■ **EXERCISE TASKS**:
1. Answer these three questions about the UCS-51 controller text:
(a) Which RAID levels does the UCS-51 support?
(b) What operating system was the frozen box running?
(c) According to the kernel after the reboot, what happened to the diagnostic reset?
2. Can you sum up the UCS-51 controller text in two sentences?
3. Could you go on with the UCS-51 controller text from its last line?

The Dell E2K-UCS-51 (B), simply known as UCS-51, is an inexpensive RAID 0,1 card for SAS drives. It'd worked dutifully for a couple years until our mission critical CentOS 5.3 box froze with:
sd 0:1:0:0 rejecting I/O to offline device
I thought to myself that a hard drive I/O error would have said sda, not just sd. Surely the controller didn't go bad - I've never had a raid controller die on me. Upon reboot the kernel quickly blurted out:
mptbase: ioc0: ERROR - Diagnostic reset FAILED! (ffffffffh)
mptbase: ioc0: ERROR - didn't initialize properly (-1)

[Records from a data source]
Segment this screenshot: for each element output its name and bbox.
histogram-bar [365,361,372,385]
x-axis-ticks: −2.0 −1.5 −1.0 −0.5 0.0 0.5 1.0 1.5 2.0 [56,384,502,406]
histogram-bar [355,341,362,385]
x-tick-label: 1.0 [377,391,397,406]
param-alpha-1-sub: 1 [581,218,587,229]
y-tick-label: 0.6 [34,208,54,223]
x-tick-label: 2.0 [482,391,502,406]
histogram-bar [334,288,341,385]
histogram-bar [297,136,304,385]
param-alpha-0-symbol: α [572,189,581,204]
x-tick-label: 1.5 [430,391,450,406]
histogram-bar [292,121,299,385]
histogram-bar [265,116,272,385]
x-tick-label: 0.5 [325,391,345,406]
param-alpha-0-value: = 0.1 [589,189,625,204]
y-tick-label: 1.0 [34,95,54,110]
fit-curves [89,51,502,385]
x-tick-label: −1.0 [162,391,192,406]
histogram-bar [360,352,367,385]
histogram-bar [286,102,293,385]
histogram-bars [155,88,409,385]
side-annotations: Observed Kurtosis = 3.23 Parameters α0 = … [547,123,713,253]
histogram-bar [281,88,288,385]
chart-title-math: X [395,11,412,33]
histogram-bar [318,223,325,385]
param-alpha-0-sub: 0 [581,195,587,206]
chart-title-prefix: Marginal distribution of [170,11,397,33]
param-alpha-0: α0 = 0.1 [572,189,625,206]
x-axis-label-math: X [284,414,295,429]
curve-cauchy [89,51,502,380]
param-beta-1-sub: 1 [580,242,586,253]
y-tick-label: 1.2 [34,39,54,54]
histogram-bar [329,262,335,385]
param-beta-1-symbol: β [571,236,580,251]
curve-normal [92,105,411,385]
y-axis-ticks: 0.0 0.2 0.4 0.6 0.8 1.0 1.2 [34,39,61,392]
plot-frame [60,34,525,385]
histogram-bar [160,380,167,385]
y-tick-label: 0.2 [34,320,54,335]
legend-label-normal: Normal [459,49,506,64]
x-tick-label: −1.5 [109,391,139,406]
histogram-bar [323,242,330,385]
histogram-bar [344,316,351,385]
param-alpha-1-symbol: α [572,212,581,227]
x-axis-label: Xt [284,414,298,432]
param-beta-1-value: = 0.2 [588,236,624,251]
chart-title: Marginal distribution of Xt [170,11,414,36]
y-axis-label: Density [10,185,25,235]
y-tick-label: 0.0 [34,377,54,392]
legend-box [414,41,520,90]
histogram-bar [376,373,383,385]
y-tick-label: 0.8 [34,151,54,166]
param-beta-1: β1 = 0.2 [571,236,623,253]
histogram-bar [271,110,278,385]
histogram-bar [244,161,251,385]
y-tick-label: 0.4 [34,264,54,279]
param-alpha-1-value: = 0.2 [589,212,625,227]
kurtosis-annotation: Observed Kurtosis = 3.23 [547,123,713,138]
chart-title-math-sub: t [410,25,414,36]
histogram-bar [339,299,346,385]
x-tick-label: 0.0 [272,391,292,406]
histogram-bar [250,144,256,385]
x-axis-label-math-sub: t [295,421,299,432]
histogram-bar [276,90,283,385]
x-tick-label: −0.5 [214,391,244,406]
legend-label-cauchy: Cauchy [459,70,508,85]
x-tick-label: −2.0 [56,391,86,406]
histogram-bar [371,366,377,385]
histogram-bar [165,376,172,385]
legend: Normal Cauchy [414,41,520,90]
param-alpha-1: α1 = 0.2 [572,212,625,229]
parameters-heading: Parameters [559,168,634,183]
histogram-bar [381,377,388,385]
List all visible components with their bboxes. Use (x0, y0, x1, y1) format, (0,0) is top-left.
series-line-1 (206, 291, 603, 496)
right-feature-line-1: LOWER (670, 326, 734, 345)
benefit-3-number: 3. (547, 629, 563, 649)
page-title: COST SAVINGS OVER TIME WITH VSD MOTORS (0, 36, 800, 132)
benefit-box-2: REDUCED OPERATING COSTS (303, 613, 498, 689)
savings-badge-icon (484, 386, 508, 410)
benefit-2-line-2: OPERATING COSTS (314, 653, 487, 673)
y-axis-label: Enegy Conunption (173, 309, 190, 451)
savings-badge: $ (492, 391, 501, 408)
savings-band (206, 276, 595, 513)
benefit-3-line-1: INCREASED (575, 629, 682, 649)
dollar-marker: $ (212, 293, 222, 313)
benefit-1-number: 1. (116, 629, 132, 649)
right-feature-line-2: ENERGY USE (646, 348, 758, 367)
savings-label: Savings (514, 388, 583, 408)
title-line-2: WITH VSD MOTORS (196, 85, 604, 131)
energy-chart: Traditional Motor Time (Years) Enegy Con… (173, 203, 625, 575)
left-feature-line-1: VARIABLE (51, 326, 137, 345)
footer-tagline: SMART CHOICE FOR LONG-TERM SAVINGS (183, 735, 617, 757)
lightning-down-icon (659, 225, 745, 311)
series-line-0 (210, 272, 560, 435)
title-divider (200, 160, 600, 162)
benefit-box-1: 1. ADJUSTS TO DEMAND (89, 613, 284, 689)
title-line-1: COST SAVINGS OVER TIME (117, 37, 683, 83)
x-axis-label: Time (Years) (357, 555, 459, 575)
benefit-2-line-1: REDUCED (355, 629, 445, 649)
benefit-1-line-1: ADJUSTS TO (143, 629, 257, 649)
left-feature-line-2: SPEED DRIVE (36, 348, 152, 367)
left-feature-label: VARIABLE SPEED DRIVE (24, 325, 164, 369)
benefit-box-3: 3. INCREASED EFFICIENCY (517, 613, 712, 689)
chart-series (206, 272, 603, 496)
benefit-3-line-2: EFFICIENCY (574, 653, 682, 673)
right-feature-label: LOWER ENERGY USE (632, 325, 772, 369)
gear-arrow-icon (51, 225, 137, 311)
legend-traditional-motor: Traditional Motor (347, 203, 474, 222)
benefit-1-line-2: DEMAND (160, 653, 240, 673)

■ **ANSWERS TO EACH TASK**:
1.
(a) RAID 0,1
(b) CentOS 5.3
(c) It failed: "Diagnostic reset FAILED!"

2. The Dell UCS-51, an inexpensive RAID 0,1 card for SAS drives, worked dutifully for a couple years until a mission critical CentOS 5.3 box froze with a message about rejecting I/O to an offline device. On reboot, the kernel reported that a diagnostic reset had failed and that ioc0 didn't initialize properly.

3.
Since this is our mission critical server my heart fell to the floor. Next boot, did CTRL-C to go into the card's raid configuration and received this:
I/O card parity interrupt at 41A7:A382
So now the card's own bios is crashing. Great, did it corrupt my raid-1 array?! Frantically I purchased another card off ebay and drove there and back as quick as possibly. The new card worked. All I had to do is reactivate the array which resync 'd the secondary harddrive automatically. CentOS boots fine.
Although I have backups, I did a lot of praying over the weekend because putting a backup box into production is a bit harder than just swapping out a card. The Lord Jesus brought me through it.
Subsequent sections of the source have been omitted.